Records from a collection:
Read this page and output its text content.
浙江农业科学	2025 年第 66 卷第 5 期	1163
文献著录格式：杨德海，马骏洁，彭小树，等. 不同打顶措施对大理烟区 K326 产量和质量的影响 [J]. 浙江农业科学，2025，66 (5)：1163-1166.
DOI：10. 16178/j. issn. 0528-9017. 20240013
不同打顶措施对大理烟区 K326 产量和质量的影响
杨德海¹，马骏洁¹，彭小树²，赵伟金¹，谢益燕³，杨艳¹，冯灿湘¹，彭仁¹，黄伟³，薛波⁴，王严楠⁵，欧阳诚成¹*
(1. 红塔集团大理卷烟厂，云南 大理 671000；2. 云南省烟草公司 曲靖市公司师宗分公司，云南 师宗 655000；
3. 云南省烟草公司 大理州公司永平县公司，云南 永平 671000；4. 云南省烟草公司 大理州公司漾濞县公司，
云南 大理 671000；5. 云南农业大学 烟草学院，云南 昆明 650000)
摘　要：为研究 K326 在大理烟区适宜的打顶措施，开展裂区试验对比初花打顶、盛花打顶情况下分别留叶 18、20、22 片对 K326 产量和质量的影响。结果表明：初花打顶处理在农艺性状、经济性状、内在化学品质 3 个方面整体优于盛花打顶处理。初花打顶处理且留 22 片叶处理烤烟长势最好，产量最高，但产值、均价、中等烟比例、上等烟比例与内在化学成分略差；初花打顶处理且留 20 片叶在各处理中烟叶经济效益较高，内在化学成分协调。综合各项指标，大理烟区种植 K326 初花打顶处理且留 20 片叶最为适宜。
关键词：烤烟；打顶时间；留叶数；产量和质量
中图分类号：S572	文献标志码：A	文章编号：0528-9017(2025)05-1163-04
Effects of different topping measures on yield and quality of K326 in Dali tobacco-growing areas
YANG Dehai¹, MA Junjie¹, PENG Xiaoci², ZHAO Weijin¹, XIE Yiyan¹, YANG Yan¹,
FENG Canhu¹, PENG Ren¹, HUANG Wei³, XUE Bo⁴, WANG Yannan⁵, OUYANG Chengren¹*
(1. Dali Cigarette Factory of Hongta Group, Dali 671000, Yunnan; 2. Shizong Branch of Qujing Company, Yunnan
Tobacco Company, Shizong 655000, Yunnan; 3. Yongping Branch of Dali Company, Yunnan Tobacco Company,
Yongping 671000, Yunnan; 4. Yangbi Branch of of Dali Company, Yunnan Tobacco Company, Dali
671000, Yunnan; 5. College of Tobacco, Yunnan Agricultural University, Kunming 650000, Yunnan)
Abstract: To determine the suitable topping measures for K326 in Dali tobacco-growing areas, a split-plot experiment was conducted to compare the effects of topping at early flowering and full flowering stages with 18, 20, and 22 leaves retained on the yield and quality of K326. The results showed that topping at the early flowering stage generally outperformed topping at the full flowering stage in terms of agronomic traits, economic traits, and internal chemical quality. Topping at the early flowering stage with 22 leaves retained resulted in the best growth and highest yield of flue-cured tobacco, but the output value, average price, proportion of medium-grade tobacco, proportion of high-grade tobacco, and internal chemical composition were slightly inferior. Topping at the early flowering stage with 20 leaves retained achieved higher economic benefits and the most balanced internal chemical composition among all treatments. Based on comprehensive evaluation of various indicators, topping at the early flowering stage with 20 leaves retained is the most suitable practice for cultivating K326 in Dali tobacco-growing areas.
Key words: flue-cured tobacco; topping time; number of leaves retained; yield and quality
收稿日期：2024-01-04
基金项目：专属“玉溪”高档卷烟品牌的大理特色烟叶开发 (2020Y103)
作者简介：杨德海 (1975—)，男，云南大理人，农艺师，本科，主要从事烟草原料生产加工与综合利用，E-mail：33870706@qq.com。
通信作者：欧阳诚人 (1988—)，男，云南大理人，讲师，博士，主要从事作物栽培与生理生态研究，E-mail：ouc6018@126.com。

**What to work on**:
Show the lines that mention the word "云南大理人".

**Written solution**:
作者简介：杨德海 (1975—)，男，云南大理人，农艺师，本科，主要从事烟草原料生产加工与综合利用，E-mail：33870706@qq.com。
通信作者：欧阳诚人 (1988—)，男，云南大理人，讲师，博士，主要从事作物栽培与生理生态研究，E-mail：ouc6018@126.com。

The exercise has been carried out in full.